-- Your goal --
Repeat the data that follows, word for word, without the images.

-- Records about charts and figures --
** BEGIN **

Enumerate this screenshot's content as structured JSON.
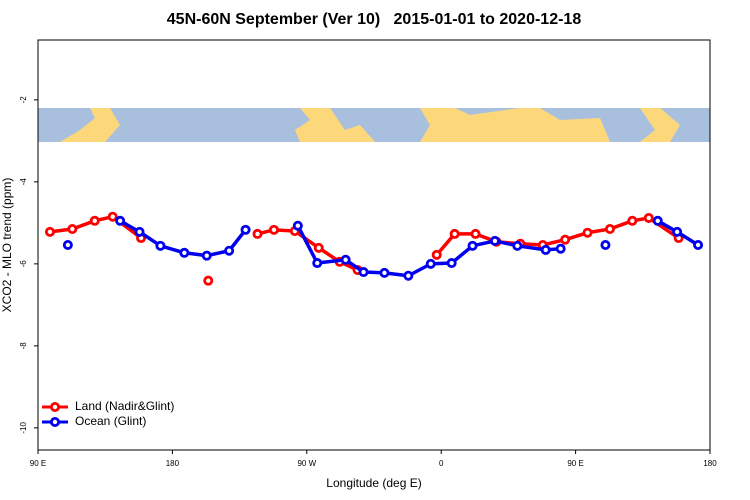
{
  "chart_data": {
    "type": "line",
    "title": "45N-60N September (Ver 10)   2015-01-01 to 2020-12-18",
    "x_label": "Longitude (deg E)",
    "y_label": "XCO2 - MLO trend (ppm)",
    "xlim": [
      90,
      540
    ],
    "ylim": [
      -10.54,
      -0.54
    ],
    "xticks": [
      {
        "value": 90,
        "label": "90 E"
      },
      {
        "value": 180,
        "label": "180"
      },
      {
        "value": 270,
        "label": "90 W"
      },
      {
        "value": 360,
        "label": "0"
      },
      {
        "value": 450,
        "label": "90 E"
      },
      {
        "value": 540,
        "label": "180"
      }
    ],
    "yticks": [
      -10,
      -8,
      -6,
      -4,
      -2
    ],
    "legend": "bottom-left",
    "series": [
      {
        "name": "Land (Nadir&Glint)",
        "color": "#ff0000",
        "x": [
          98,
          113,
          128,
          140,
          159,
          180,
          204,
          220,
          237,
          248,
          262,
          278,
          292,
          304,
          330,
          357,
          369,
          383,
          397,
          413,
          428,
          443,
          458,
          473,
          488,
          499,
          519
        ],
        "values": [
          -5.22,
          -5.15,
          -4.95,
          -4.85,
          -5.37,
          null,
          -6.41,
          null,
          -5.27,
          -5.17,
          -5.2,
          -5.61,
          -5.95,
          -6.15,
          null,
          -5.78,
          -5.27,
          -5.27,
          -5.46,
          -5.51,
          -5.54,
          -5.41,
          -5.24,
          -5.15,
          -4.95,
          -4.88,
          -5.37
        ]
      },
      {
        "name": "Ocean (Glint)",
        "color": "#0000ee",
        "x": [
          110,
          128,
          145,
          158,
          172,
          188,
          203,
          218,
          229,
          247,
          264,
          277,
          296,
          308,
          322,
          338,
          353,
          367,
          381,
          396,
          411,
          430,
          440,
          455,
          470,
          488,
          505,
          518,
          532
        ],
        "values": [
          -5.54,
          null,
          -4.95,
          -5.22,
          -5.56,
          -5.73,
          -5.8,
          -5.68,
          -5.17,
          null,
          -5.07,
          -5.98,
          -5.9,
          -6.2,
          -6.22,
          -6.29,
          -6.0,
          -5.98,
          -5.56,
          -5.44,
          -5.56,
          -5.66,
          -5.63,
          null,
          -5.54,
          null,
          -4.95,
          -5.22,
          -5.54
        ]
      }
    ]
  }
}
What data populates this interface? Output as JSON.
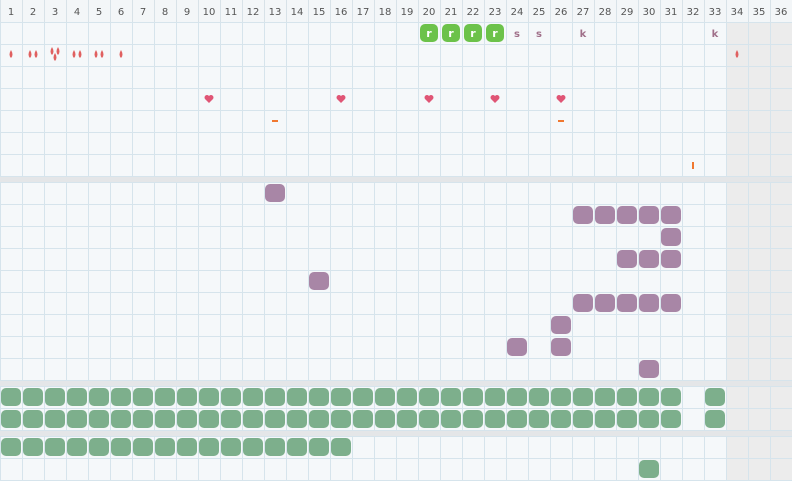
{
  "header": {
    "columns": [
      1,
      2,
      3,
      4,
      5,
      6,
      7,
      8,
      9,
      10,
      11,
      12,
      13,
      14,
      15,
      16,
      17,
      18,
      19,
      20,
      21,
      22,
      23,
      24,
      25,
      26,
      27,
      28,
      29,
      30,
      31,
      32,
      33,
      34,
      35,
      36
    ]
  },
  "sections": [
    {
      "color": "#e06060",
      "rows": [
        [
          {
            "kind": "badge",
            "cols": [
              20,
              21,
              22,
              23
            ],
            "text": "r"
          },
          {
            "kind": "letter",
            "cols": [
              24,
              25
            ],
            "text": "s"
          },
          {
            "kind": "letter",
            "cols": [
              27,
              33
            ],
            "text": "k"
          }
        ],
        [
          {
            "kind": "drop",
            "cols": [
              1,
              2,
              3,
              4,
              5,
              6,
              34
            ],
            "counts": [
              1,
              2,
              3,
              2,
              2,
              1,
              1
            ]
          }
        ],
        [],
        [
          {
            "kind": "heart",
            "cols": [
              10,
              16,
              20,
              23,
              26
            ]
          }
        ],
        [
          {
            "kind": "dash",
            "cols": [
              13,
              26
            ]
          }
        ],
        [],
        [
          {
            "kind": "tick",
            "cols": [
              32
            ]
          }
        ]
      ]
    },
    {
      "color": "#a886a6",
      "rows": [
        [
          {
            "kind": "blob",
            "cols": [
              13
            ]
          }
        ],
        [
          {
            "kind": "blob",
            "cols": [
              27,
              28,
              29,
              30,
              31
            ]
          }
        ],
        [
          {
            "kind": "blob",
            "cols": [
              31
            ]
          }
        ],
        [
          {
            "kind": "blob",
            "cols": [
              29,
              30,
              31
            ]
          }
        ],
        [
          {
            "kind": "blob",
            "cols": [
              15
            ]
          }
        ],
        [
          {
            "kind": "blob",
            "cols": [
              27,
              28,
              29,
              30,
              31
            ]
          }
        ],
        [
          {
            "kind": "blob",
            "cols": [
              26
            ]
          }
        ],
        [
          {
            "kind": "blob",
            "cols": [
              24,
              26
            ]
          }
        ],
        [
          {
            "kind": "blob",
            "cols": [
              30
            ]
          }
        ]
      ]
    },
    {
      "color": "#7daf8c",
      "rows": [
        [
          {
            "kind": "blob",
            "cols": [
              1,
              2,
              3,
              4,
              5,
              6,
              7,
              8,
              9,
              10,
              11,
              12,
              13,
              14,
              15,
              16,
              17,
              18,
              19,
              20,
              21,
              22,
              23,
              24,
              25,
              26,
              27,
              28,
              29,
              30,
              31,
              33
            ]
          }
        ],
        [
          {
            "kind": "blob",
            "cols": [
              1,
              2,
              3,
              4,
              5,
              6,
              7,
              8,
              9,
              10,
              11,
              12,
              13,
              14,
              15,
              16,
              17,
              18,
              19,
              20,
              21,
              22,
              23,
              24,
              25,
              26,
              27,
              28,
              29,
              30,
              31,
              33
            ]
          }
        ]
      ]
    },
    {
      "color": "#7daf8c",
      "rows": [
        [
          {
            "kind": "blob",
            "cols": [
              1,
              2,
              3,
              4,
              5,
              6,
              7,
              8,
              9,
              10,
              11,
              12,
              13,
              14,
              15,
              16
            ]
          }
        ],
        [
          {
            "kind": "blob",
            "cols": [
              30
            ]
          }
        ]
      ]
    }
  ]
}
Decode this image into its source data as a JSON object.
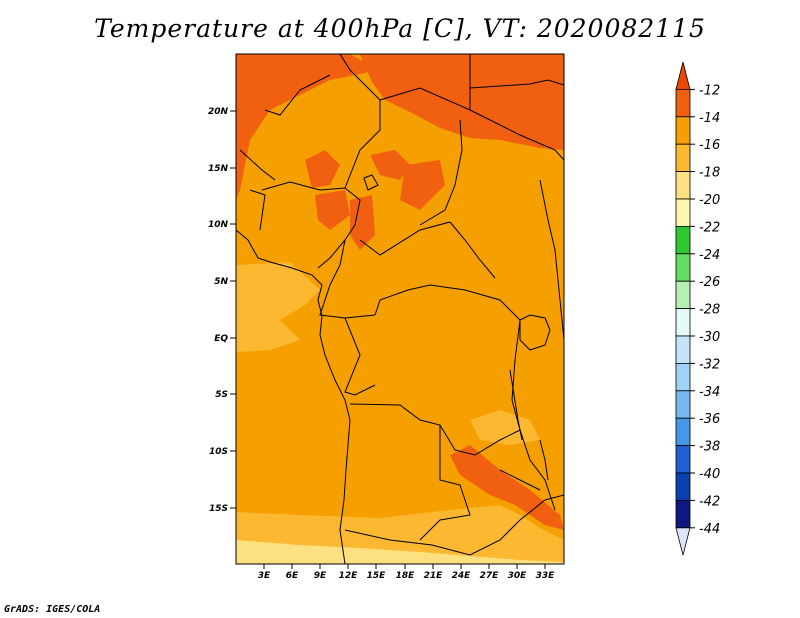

** END **

-- Complete output --
Enumerate this screenshot's content as structured JSON.
{
  "chart_data": {
    "type": "line",
    "title": "45N-60N September (Ver 10)   2015-01-01 to 2020-12-18",
    "x_label": "Longitude (deg E)",
    "y_label": "XCO2 - MLO trend (ppm)",
    "xlim": [
      90,
      540
    ],
    "ylim": [
      -10.54,
      -0.54
    ],
    "xticks": [
      {
        "value": 90,
        "label": "90 E"
      },
      {
        "value": 180,
        "label": "180"
      },
      {
        "value": 270,
        "label": "90 W"
      },
      {
        "value": 360,
        "label": "0"
      },
      {
        "value": 450,
        "label": "90 E"
      },
      {
        "value": 540,
        "label": "180"
      }
    ],
    "yticks": [
      -10,
      -8,
      -6,
      -4,
      -2
    ],
    "legend": "bottom-left",
    "series": [
      {
        "name": "Land (Nadir&Glint)",
        "color": "#ff0000",
        "x": [
          98,
          113,
          128,
          140,
          159,
          180,
          204,
          220,
          237,
          248,
          262,
          278,
          292,
          304,
          330,
          357,
          369,
          383,
          397,
          413,
          428,
          443,
          458,
          473,
          488,
          499,
          519
        ],
        "values": [
          -5.22,
          -5.15,
          -4.95,
          -4.85,
          -5.37,
          null,
          -6.41,
          null,
          -5.27,
          -5.17,
          -5.2,
          -5.61,
          -5.95,
          -6.15,
          null,
          -5.78,
          -5.27,
          -5.27,
          -5.46,
          -5.51,
          -5.54,
          -5.41,
          -5.24,
          -5.15,
          -4.95,
          -4.88,
          -5.37
        ]
      },
      {
        "name": "Ocean (Glint)",
        "color": "#0000ee",
        "x": [
          110,
          128,
          145,
          158,
          172,
          188,
          203,
          218,
          229,
          247,
          264,
          277,
          296,
          308,
          322,
          338,
          353,
          367,
          381,
          396,
          411,
          430,
          440,
          455,
          470,
          488,
          505,
          518,
          532
        ],
        "values": [
          -5.54,
          null,
          -4.95,
          -5.22,
          -5.56,
          -5.73,
          -5.8,
          -5.68,
          -5.17,
          null,
          -5.07,
          -5.98,
          -5.9,
          -6.2,
          -6.22,
          -6.29,
          -6.0,
          -5.98,
          -5.56,
          -5.44,
          -5.56,
          -5.66,
          -5.63,
          null,
          -5.54,
          null,
          -4.95,
          -5.22,
          -5.54
        ]
      }
    ]
  }
}
What data populates this interface? Output as JSON.
{
  "header": {
    "columns": [
      1,
      2,
      3,
      4,
      5,
      6,
      7,
      8,
      9,
      10,
      11,
      12,
      13,
      14,
      15,
      16,
      17,
      18,
      19,
      20,
      21,
      22,
      23,
      24,
      25,
      26,
      27,
      28,
      29,
      30,
      31,
      32,
      33,
      34,
      35,
      36
    ]
  },
  "sections": [
    {
      "color": "#e06060",
      "rows": [
        [
          {
            "kind": "badge",
            "cols": [
              20,
              21,
              22,
              23
            ],
            "text": "r"
          },
          {
            "kind": "letter",
            "cols": [
              24,
              25
            ],
            "text": "s"
          },
          {
            "kind": "letter",
            "cols": [
              27,
              33
            ],
            "text": "k"
          }
        ],
        [
          {
            "kind": "drop",
            "cols": [
              1,
              2,
              3,
              4,
              5,
              6,
              34
            ],
            "counts": [
              1,
              2,
              3,
              2,
              2,
              1,
              1
            ]
          }
        ],
        [],
        [
          {
            "kind": "heart",
            "cols": [
              10,
              16,
              20,
              23,
              26
            ]
          }
        ],
        [
          {
            "kind": "dash",
            "cols": [
              13,
              26
            ]
          }
        ],
        [],
        [
          {
            "kind": "tick",
            "cols": [
              32
            ]
          }
        ]
      ]
    },
    {
      "color": "#a886a6",
      "rows": [
        [
          {
            "kind": "blob",
            "cols": [
              13
            ]
          }
        ],
        [
          {
            "kind": "blob",
            "cols": [
              27,
              28,
              29,
              30,
              31
            ]
          }
        ],
        [
          {
            "kind": "blob",
            "cols": [
              31
            ]
          }
        ],
        [
          {
            "kind": "blob",
            "cols": [
              29,
              30,
              31
            ]
          }
        ],
        [
          {
            "kind": "blob",
            "cols": [
              15
            ]
          }
        ],
        [
          {
            "kind": "blob",
            "cols": [
              27,
              28,
              29,
              30,
              31
            ]
          }
        ],
        [
          {
            "kind": "blob",
            "cols": [
              26
            ]
          }
        ],
        [
          {
            "kind": "blob",
            "cols": [
              24,
              26
            ]
          }
        ],
        [
          {
            "kind": "blob",
            "cols": [
              30
            ]
          }
        ]
      ]
    },
    {
      "color": "#7daf8c",
      "rows": [
        [
          {
            "kind": "blob",
            "cols": [
              1,
              2,
              3,
              4,
              5,
              6,
              7,
              8,
              9,
              10,
              11,
              12,
              13,
              14,
              15,
              16,
              17,
              18,
              19,
              20,
              21,
              22,
              23,
              24,
              25,
              26,
              27,
              28,
              29,
              30,
              31,
              33
            ]
          }
        ],
        [
          {
            "kind": "blob",
            "cols": [
              1,
              2,
              3,
              4,
              5,
              6,
              7,
              8,
              9,
              10,
              11,
              12,
              13,
              14,
              15,
              16,
              17,
              18,
              19,
              20,
              21,
              22,
              23,
              24,
              25,
              26,
              27,
              28,
              29,
              30,
              31,
              33
            ]
          }
        ]
      ]
    },
    {
      "color": "#7daf8c",
      "rows": [
        [
          {
            "kind": "blob",
            "cols": [
              1,
              2,
              3,
              4,
              5,
              6,
              7,
              8,
              9,
              10,
              11,
              12,
              13,
              14,
              15,
              16
            ]
          }
        ],
        [
          {
            "kind": "blob",
            "cols": [
              30
            ]
          }
        ]
      ]
    }
  ]
}
Decode this image into its source data as a JSON object.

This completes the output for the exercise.